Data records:
=======
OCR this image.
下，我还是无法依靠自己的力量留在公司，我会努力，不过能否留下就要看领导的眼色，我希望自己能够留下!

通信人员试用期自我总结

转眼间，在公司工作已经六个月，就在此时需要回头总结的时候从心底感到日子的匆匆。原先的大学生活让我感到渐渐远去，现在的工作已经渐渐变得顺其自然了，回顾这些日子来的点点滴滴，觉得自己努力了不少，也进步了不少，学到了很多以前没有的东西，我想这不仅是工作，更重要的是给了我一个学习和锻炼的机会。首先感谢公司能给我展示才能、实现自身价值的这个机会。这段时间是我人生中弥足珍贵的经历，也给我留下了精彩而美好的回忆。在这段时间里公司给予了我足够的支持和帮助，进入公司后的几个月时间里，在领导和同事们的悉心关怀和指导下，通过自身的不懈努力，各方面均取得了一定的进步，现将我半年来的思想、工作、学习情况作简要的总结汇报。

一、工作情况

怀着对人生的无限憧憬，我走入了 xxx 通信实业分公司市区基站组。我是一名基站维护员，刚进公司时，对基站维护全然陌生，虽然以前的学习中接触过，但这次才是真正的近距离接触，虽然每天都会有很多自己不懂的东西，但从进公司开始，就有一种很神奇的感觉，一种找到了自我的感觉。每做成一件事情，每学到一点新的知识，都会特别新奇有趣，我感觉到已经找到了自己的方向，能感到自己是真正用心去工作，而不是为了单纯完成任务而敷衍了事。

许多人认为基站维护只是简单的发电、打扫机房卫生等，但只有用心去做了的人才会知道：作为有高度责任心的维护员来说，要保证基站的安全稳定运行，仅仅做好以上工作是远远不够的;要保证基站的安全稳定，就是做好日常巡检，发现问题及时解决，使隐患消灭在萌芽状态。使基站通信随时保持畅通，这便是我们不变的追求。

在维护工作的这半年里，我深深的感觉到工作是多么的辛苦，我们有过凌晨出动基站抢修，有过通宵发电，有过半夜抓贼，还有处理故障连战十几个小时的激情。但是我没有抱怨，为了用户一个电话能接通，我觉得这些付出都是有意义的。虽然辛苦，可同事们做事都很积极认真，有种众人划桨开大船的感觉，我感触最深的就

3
=======
§ Problem: Exactly as shown, repeat every record.

§ Answer to this exercise:
OCR this image.
下，我还是无法依靠自己的力量留在公司，我会努力，不过能否留下就要看领导的眼色，我希望自己能够留下!

通信人员试用期自我总结

转眼间，在公司工作已经六个月，就在此时需要回头总结的时候从心底感到日子的匆匆。原先的大学生活让我感到渐渐远去，现在的工作已经渐渐变得顺其自然了，回顾这些日子来的点点滴滴，觉得自己努力了不少，也进步了不少，学到了很多以前没有的东西，我想这不仅是工作，更重要的是给了我一个学习和锻炼的机会。首先感谢公司能给我展示才能、实现自身价值的这个机会。这段时间是我人生中弥足珍贵的经历，也给我留下了精彩而美好的回忆。在这段时间里公司给予了我足够的支持和帮助，进入公司后的几个月时间里，在领导和同事们的悉心关怀和指导下，通过自身的不懈努力，各方面均取得了一定的进步，现将我半年来的思想、工作、学习情况作简要的总结汇报。

一、工作情况

怀着对人生的无限憧憬，我走入了 xxx 通信实业分公司市区基站组。我是一名基站维护员，刚进公司时，对基站维护全然陌生，虽然以前的学习中接触过，但这次才是真正的近距离接触，虽然每天都会有很多自己不懂的东西，但从进公司开始，就有一种很神奇的感觉，一种找到了自我的感觉。每做成一件事情，每学到一点新的知识，都会特别新奇有趣，我感觉到已经找到了自己的方向，能感到自己是真正用心去工作，而不是为了单纯完成任务而敷衍了事。

许多人认为基站维护只是简单的发电、打扫机房卫生等，但只有用心去做了的人才会知道：作为有高度责任心的维护员来说，要保证基站的安全稳定运行，仅仅做好以上工作是远远不够的;要保证基站的安全稳定，就是做好日常巡检，发现问题及时解决，使隐患消灭在萌芽状态。使基站通信随时保持畅通，这便是我们不变的追求。

在维护工作的这半年里，我深深的感觉到工作是多么的辛苦，我们有过凌晨出动基站抢修，有过通宵发电，有过半夜抓贼，还有处理故障连战十几个小时的激情。但是我没有抱怨，为了用户一个电话能接通，我觉得这些付出都是有意义的。虽然辛苦，可同事们做事都很积极认真，有种众人划桨开大船的感觉，我感触最深的就

3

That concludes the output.